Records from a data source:
* begin *

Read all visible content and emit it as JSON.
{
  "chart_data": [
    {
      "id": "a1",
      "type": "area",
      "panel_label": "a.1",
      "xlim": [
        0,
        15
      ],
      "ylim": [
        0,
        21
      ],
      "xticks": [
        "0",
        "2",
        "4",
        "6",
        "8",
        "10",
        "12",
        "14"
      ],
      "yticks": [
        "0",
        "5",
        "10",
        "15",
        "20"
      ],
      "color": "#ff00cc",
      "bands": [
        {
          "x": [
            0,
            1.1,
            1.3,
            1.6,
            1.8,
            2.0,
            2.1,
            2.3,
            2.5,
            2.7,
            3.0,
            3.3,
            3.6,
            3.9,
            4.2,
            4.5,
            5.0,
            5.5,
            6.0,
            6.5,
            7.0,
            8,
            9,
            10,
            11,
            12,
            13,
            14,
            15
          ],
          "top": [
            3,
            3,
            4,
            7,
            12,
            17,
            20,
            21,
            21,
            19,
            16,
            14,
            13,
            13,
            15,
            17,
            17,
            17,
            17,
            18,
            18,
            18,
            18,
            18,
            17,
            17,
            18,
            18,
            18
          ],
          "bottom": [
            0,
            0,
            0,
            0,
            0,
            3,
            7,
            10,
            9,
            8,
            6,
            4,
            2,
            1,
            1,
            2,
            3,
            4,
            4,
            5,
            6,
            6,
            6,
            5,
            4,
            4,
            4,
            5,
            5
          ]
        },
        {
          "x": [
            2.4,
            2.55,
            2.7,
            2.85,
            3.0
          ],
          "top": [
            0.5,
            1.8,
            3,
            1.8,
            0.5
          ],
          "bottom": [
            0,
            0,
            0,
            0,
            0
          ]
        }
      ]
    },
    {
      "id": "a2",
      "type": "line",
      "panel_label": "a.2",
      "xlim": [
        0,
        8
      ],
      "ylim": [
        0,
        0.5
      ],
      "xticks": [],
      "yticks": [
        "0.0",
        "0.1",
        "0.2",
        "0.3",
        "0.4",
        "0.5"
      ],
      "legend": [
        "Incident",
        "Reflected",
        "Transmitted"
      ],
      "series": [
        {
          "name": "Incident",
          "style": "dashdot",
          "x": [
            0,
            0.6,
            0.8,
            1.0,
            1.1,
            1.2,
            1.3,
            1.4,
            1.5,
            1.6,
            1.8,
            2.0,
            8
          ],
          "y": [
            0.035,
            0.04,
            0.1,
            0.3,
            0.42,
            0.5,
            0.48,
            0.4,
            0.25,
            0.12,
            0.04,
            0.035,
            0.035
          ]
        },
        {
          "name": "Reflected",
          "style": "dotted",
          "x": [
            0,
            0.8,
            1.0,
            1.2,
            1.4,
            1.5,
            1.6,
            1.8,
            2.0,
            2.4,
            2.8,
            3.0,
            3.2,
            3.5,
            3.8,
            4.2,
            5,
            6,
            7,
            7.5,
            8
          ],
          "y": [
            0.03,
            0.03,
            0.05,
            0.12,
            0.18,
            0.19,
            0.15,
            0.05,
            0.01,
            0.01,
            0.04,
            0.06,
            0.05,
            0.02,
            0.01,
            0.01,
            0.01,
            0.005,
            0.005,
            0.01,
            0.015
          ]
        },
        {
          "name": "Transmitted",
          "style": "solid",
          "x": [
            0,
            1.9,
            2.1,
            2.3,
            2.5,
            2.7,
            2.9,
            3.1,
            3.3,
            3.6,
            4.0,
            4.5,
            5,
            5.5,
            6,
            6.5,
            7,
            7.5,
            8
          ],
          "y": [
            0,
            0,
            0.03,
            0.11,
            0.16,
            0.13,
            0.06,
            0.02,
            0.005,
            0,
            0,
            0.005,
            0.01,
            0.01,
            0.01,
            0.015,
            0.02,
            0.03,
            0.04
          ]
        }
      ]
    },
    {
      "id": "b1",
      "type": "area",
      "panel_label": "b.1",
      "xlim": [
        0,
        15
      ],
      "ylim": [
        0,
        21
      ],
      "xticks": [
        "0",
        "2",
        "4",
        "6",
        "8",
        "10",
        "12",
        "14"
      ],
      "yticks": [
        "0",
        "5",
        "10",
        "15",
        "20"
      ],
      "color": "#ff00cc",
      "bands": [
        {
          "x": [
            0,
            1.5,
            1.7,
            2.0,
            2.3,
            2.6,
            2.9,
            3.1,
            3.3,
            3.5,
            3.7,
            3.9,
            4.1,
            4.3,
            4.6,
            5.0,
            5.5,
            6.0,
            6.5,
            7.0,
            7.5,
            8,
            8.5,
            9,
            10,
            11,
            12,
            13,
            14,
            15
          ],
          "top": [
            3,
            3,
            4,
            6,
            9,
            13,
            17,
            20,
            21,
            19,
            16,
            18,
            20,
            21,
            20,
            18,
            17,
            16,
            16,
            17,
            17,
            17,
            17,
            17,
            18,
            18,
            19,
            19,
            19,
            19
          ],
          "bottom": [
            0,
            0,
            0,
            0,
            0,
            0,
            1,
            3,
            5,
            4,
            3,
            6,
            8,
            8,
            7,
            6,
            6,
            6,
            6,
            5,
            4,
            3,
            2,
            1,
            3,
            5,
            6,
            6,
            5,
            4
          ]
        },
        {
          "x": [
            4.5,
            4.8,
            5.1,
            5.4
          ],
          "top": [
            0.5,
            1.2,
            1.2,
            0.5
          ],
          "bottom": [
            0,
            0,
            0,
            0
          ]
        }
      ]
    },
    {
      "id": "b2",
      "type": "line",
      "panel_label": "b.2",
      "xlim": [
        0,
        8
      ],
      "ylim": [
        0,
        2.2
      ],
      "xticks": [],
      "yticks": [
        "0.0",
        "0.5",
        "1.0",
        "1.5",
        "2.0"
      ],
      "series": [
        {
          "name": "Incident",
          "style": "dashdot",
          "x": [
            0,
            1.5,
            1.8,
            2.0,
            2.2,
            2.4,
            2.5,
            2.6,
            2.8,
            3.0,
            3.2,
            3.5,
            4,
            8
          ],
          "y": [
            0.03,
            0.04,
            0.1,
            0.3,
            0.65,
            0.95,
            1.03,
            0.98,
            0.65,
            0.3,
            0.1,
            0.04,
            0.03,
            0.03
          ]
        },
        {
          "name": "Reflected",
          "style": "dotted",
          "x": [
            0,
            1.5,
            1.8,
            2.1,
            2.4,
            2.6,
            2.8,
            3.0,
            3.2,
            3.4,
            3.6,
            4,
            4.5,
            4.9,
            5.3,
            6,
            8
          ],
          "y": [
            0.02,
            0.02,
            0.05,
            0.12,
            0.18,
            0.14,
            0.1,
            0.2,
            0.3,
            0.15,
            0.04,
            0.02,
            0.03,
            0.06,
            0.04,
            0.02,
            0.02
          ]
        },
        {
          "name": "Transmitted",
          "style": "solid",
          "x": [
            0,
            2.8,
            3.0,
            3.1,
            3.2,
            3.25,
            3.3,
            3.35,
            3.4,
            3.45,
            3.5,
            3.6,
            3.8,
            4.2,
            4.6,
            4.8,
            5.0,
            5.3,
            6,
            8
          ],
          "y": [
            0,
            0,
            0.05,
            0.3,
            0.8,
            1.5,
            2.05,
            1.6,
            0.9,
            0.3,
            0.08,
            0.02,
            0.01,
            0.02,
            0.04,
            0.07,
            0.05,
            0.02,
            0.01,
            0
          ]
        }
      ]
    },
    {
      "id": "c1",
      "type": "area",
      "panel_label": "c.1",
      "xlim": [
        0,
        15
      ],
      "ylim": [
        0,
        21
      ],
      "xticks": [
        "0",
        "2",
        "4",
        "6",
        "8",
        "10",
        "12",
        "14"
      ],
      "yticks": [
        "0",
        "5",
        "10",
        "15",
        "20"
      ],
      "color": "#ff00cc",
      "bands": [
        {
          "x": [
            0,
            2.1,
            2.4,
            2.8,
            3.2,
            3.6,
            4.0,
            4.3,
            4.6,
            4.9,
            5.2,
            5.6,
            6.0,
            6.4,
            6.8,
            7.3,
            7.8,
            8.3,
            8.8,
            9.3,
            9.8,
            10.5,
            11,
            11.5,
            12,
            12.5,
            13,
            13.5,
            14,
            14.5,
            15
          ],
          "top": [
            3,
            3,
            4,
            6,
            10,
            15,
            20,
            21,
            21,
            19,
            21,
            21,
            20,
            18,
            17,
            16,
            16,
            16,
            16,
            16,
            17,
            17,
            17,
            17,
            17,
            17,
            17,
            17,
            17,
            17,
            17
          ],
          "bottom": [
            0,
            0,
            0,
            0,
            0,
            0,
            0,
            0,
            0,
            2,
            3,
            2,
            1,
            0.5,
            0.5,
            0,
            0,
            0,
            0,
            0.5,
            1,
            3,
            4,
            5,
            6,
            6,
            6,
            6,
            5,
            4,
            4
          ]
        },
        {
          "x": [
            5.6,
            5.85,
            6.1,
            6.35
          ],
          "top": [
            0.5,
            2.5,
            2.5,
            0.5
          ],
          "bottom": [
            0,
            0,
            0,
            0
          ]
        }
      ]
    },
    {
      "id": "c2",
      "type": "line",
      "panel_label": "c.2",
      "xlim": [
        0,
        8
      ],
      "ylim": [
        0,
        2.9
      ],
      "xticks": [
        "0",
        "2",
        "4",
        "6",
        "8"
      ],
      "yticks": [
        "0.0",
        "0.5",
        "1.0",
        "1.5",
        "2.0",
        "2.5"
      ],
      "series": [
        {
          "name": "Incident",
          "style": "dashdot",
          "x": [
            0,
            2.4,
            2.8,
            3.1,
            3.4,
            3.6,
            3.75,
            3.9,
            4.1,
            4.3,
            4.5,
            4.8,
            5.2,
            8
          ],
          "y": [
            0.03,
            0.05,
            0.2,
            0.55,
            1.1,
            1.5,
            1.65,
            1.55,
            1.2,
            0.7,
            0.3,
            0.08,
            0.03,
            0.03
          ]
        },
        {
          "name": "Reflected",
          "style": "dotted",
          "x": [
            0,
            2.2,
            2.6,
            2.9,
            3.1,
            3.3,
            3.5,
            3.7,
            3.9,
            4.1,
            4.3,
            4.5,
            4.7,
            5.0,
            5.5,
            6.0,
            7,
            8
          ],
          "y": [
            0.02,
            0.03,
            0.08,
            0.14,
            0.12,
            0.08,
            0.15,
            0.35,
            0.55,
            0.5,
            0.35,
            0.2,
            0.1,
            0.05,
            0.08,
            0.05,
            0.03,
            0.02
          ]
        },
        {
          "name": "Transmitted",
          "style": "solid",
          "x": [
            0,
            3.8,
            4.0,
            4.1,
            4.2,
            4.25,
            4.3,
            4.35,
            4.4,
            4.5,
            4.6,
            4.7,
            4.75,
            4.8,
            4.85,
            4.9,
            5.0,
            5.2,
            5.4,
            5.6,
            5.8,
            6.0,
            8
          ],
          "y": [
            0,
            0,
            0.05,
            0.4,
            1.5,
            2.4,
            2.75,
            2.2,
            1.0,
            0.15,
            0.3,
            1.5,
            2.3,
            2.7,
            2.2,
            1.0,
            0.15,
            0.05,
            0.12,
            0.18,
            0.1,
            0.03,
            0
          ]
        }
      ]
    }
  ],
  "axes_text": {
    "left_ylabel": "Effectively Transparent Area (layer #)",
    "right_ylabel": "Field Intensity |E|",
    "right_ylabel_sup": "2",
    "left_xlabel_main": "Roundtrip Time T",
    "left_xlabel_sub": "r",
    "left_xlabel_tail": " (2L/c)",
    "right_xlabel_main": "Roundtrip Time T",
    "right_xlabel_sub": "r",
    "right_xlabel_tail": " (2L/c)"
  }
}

* end *

# Goal
From the entries above, list each line with "Time" in it.

# Full output
    "left_xlabel_main": "Roundtrip Time T",
    "right_xlabel_main": "Roundtrip Time T",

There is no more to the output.